## ENTRIES:
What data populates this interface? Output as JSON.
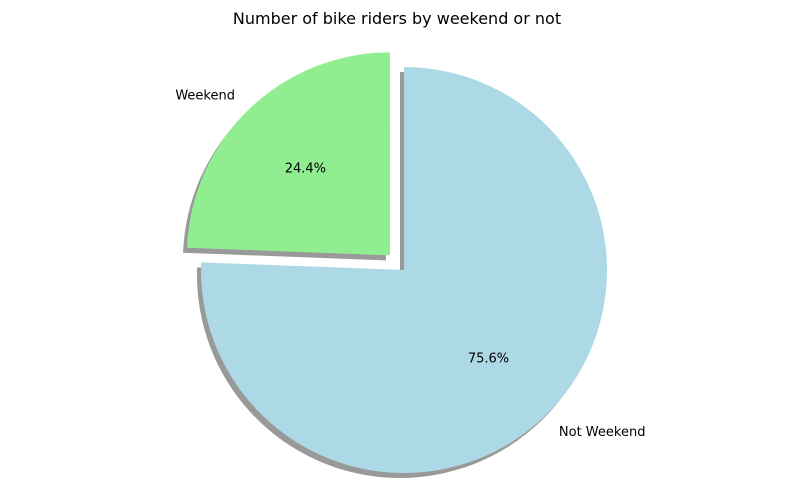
{
  "chart_data": {
    "type": "pie",
    "title": "Number of bike riders by weekend or not",
    "categories": [
      "Weekend",
      "Not Weekend"
    ],
    "values": [
      24.4,
      75.6
    ],
    "percent_labels": [
      "24.4%",
      "75.6%"
    ],
    "colors": [
      "#90ee90",
      "#add8e6"
    ],
    "explode": [
      0.1,
      0
    ],
    "shadow": true,
    "start_angle_deg": 90,
    "direction": "counterclockwise"
  }
}
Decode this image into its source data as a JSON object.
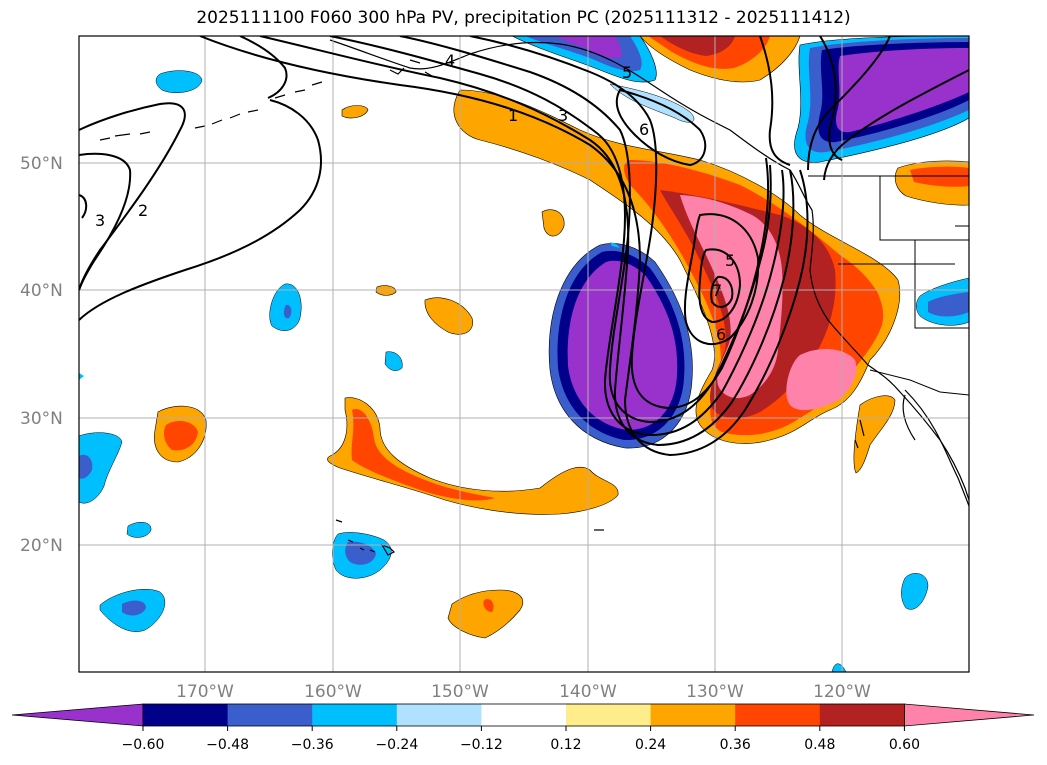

## DIRECTIVE:
Restate the listing above word for word, and skip the pictures.

## EXERCISE ANSWER:
What data populates this interface? Output as JSON.
{
  "chart_data": {
    "type": "pie",
    "title": "Number of bike riders by weekend or not",
    "categories": [
      "Weekend",
      "Not Weekend"
    ],
    "values": [
      24.4,
      75.6
    ],
    "percent_labels": [
      "24.4%",
      "75.6%"
    ],
    "colors": [
      "#90ee90",
      "#add8e6"
    ],
    "explode": [
      0.1,
      0
    ],
    "shadow": true,
    "start_angle_deg": 90,
    "direction": "counterclockwise"
  }
}
Decode this image into its source data as a JSON object.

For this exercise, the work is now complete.